▸ **What is asked**
Note each line of the listing that contains the string "JSON", and copy it.
[Begin Provided data]
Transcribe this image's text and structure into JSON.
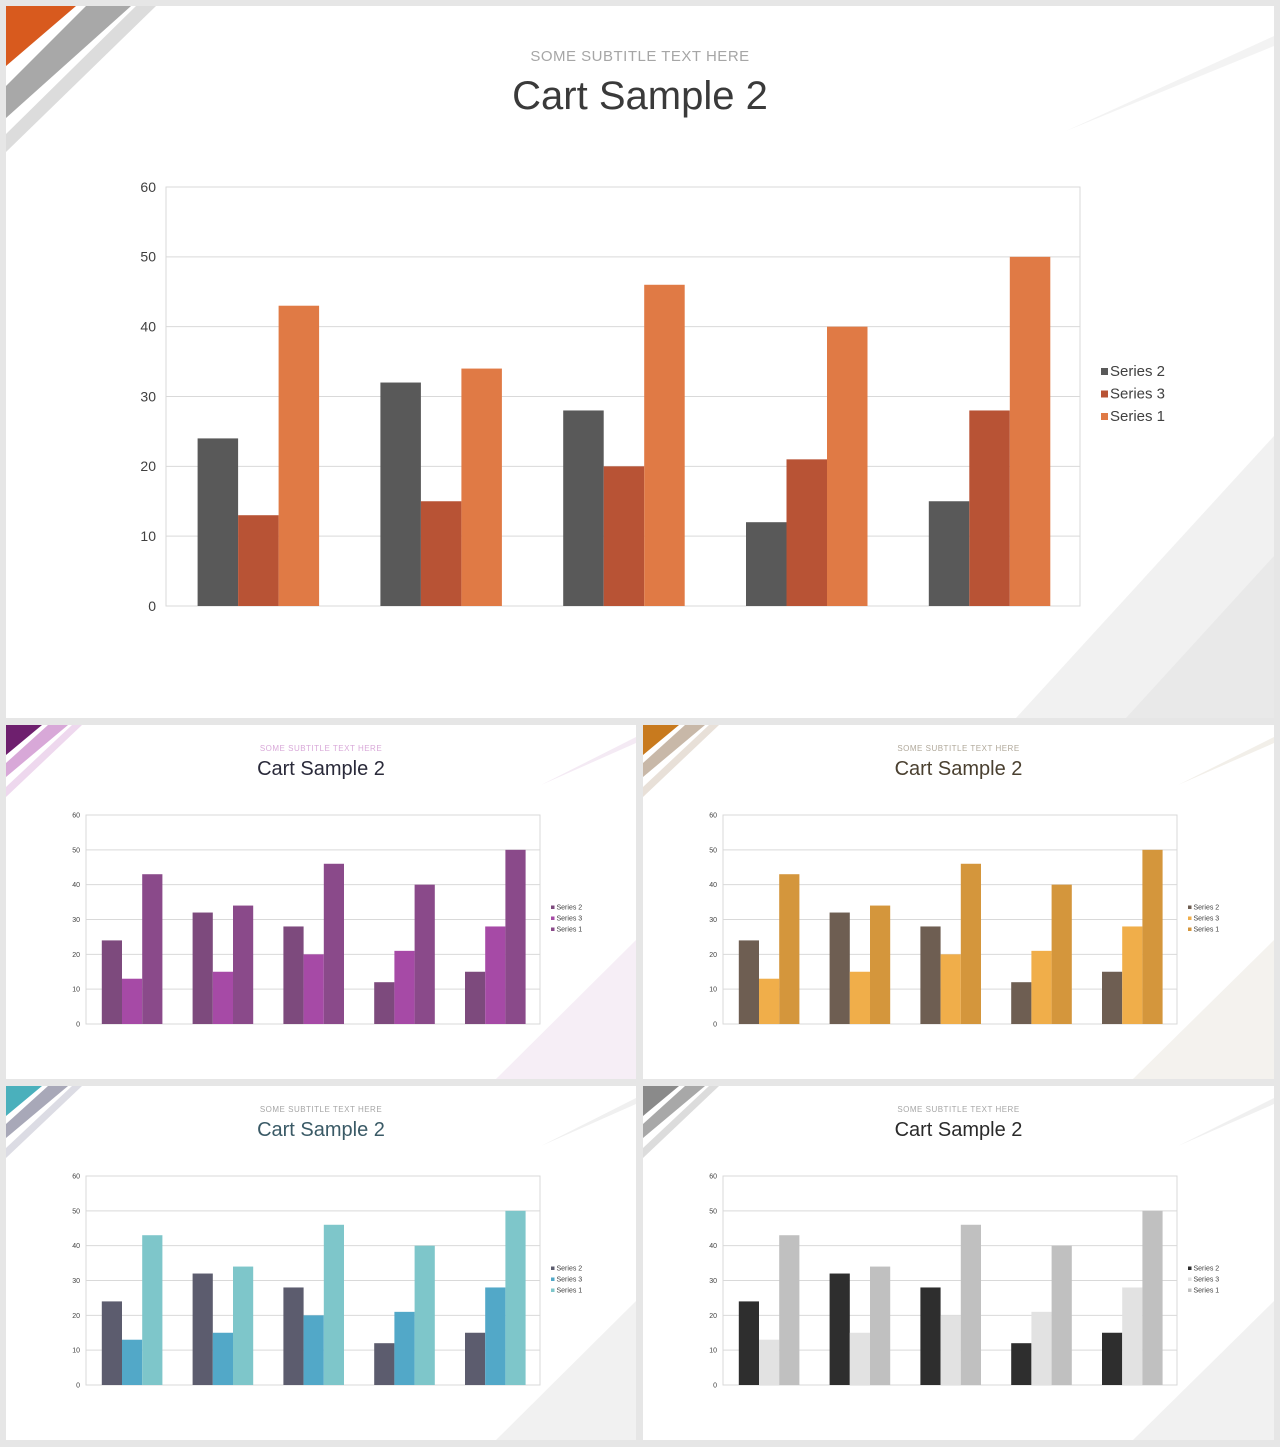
{
  "slides": [
    {
      "id": "main",
      "subtitle": "SOME  SUBTITLE  TEXT HERE",
      "title": "Cart Sample 2",
      "title_color": "#3a3a3a",
      "subtitle_color": "#a6a6a6",
      "accent_color": "#d85a1e",
      "series_colors": {
        "Series 2": "#595959",
        "Series 3": "#b85335",
        "Series 1": "#e07a45"
      },
      "chart_data": {
        "type": "bar",
        "categories": [
          "",
          "",
          "",
          "",
          ""
        ],
        "series": [
          {
            "name": "Series 2",
            "values": [
              24,
              32,
              28,
              12,
              15
            ]
          },
          {
            "name": "Series 3",
            "values": [
              13,
              15,
              20,
              21,
              28
            ]
          },
          {
            "name": "Series 1",
            "values": [
              43,
              34,
              46,
              40,
              50
            ]
          }
        ],
        "ylim": [
          0,
          60
        ],
        "yticks": [
          0,
          10,
          20,
          30,
          40,
          50,
          60
        ],
        "grid": true,
        "legend_position": "right"
      }
    },
    {
      "id": "s1",
      "subtitle": "SOME  SUBTITLE  TEXT HERE",
      "title": "Cart Sample 2",
      "title_color": "#2a2a3a",
      "subtitle_color": "#d9a9d9",
      "accent_color": "#6e1f6e",
      "series_colors": {
        "Series 2": "#7d4a7d",
        "Series 3": "#a64aa6",
        "Series 1": "#8a4a8a"
      },
      "chart_data": {
        "type": "bar",
        "categories": [
          "",
          "",
          "",
          "",
          ""
        ],
        "series": [
          {
            "name": "Series 2",
            "values": [
              24,
              32,
              28,
              12,
              15
            ]
          },
          {
            "name": "Series 3",
            "values": [
              13,
              15,
              20,
              21,
              28
            ]
          },
          {
            "name": "Series 1",
            "values": [
              43,
              34,
              46,
              40,
              50
            ]
          }
        ],
        "ylim": [
          0,
          60
        ],
        "yticks": [
          0,
          10,
          20,
          30,
          40,
          50,
          60
        ],
        "grid": true,
        "legend_position": "right"
      }
    },
    {
      "id": "s2",
      "subtitle": "SOME  SUBTITLE  TEXT HERE",
      "title": "Cart Sample 2",
      "title_color": "#4a4030",
      "subtitle_color": "#b0a89a",
      "accent_color": "#c87a1e",
      "series_colors": {
        "Series 2": "#6e5e52",
        "Series 3": "#f0ae4a",
        "Series 1": "#d4963c"
      },
      "chart_data": {
        "type": "bar",
        "categories": [
          "",
          "",
          "",
          "",
          ""
        ],
        "series": [
          {
            "name": "Series 2",
            "values": [
              24,
              32,
              28,
              12,
              15
            ]
          },
          {
            "name": "Series 3",
            "values": [
              13,
              15,
              20,
              21,
              28
            ]
          },
          {
            "name": "Series 1",
            "values": [
              43,
              34,
              46,
              40,
              50
            ]
          }
        ],
        "ylim": [
          0,
          60
        ],
        "yticks": [
          0,
          10,
          20,
          30,
          40,
          50,
          60
        ],
        "grid": true,
        "legend_position": "right"
      }
    },
    {
      "id": "s3",
      "subtitle": "SOME  SUBTITLE  TEXT HERE",
      "title": "Cart Sample 2",
      "title_color": "#3a5a66",
      "subtitle_color": "#a6a6a6",
      "accent_color": "#4ab0bc",
      "series_colors": {
        "Series 2": "#5c5c6e",
        "Series 3": "#52a8c8",
        "Series 1": "#7ec6ca"
      },
      "chart_data": {
        "type": "bar",
        "categories": [
          "",
          "",
          "",
          "",
          ""
        ],
        "series": [
          {
            "name": "Series 2",
            "values": [
              24,
              32,
              28,
              12,
              15
            ]
          },
          {
            "name": "Series 3",
            "values": [
              13,
              15,
              20,
              21,
              28
            ]
          },
          {
            "name": "Series 1",
            "values": [
              43,
              34,
              46,
              40,
              50
            ]
          }
        ],
        "ylim": [
          0,
          60
        ],
        "yticks": [
          0,
          10,
          20,
          30,
          40,
          50,
          60
        ],
        "grid": true,
        "legend_position": "right"
      }
    },
    {
      "id": "s4",
      "subtitle": "SOME  SUBTITLE  TEXT HERE",
      "title": "Cart Sample 2",
      "title_color": "#2a2a2a",
      "subtitle_color": "#a6a6a6",
      "accent_color": "#8a8a8a",
      "series_colors": {
        "Series 2": "#2e2e2e",
        "Series 3": "#e2e2e2",
        "Series 1": "#c0c0c0"
      },
      "chart_data": {
        "type": "bar",
        "categories": [
          "",
          "",
          "",
          "",
          ""
        ],
        "series": [
          {
            "name": "Series 2",
            "values": [
              24,
              32,
              28,
              12,
              15
            ]
          },
          {
            "name": "Series 3",
            "values": [
              13,
              15,
              20,
              21,
              28
            ]
          },
          {
            "name": "Series 1",
            "values": [
              43,
              34,
              46,
              40,
              50
            ]
          }
        ],
        "ylim": [
          0,
          60
        ],
        "yticks": [
          0,
          10,
          20,
          30,
          40,
          50,
          60
        ],
        "grid": true,
        "legend_position": "right"
      }
    }
  ]
}
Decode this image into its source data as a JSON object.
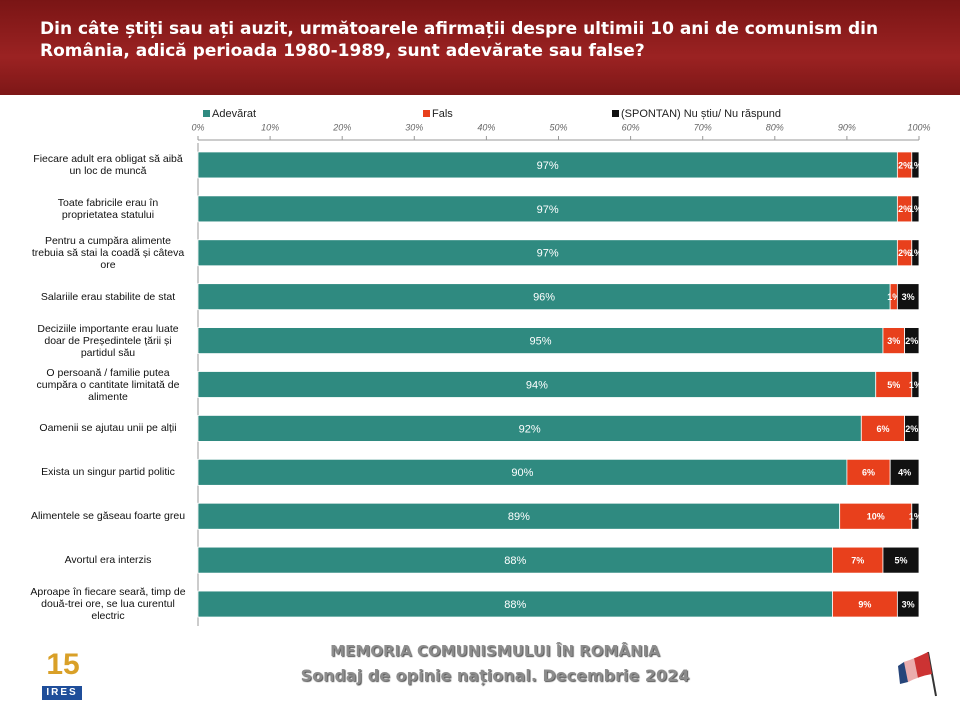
[End Provided data]
▸ **Solution for this exercise**
Transcribe this image's text and structure into JSON.
Decode this image into its source data as a JSON object.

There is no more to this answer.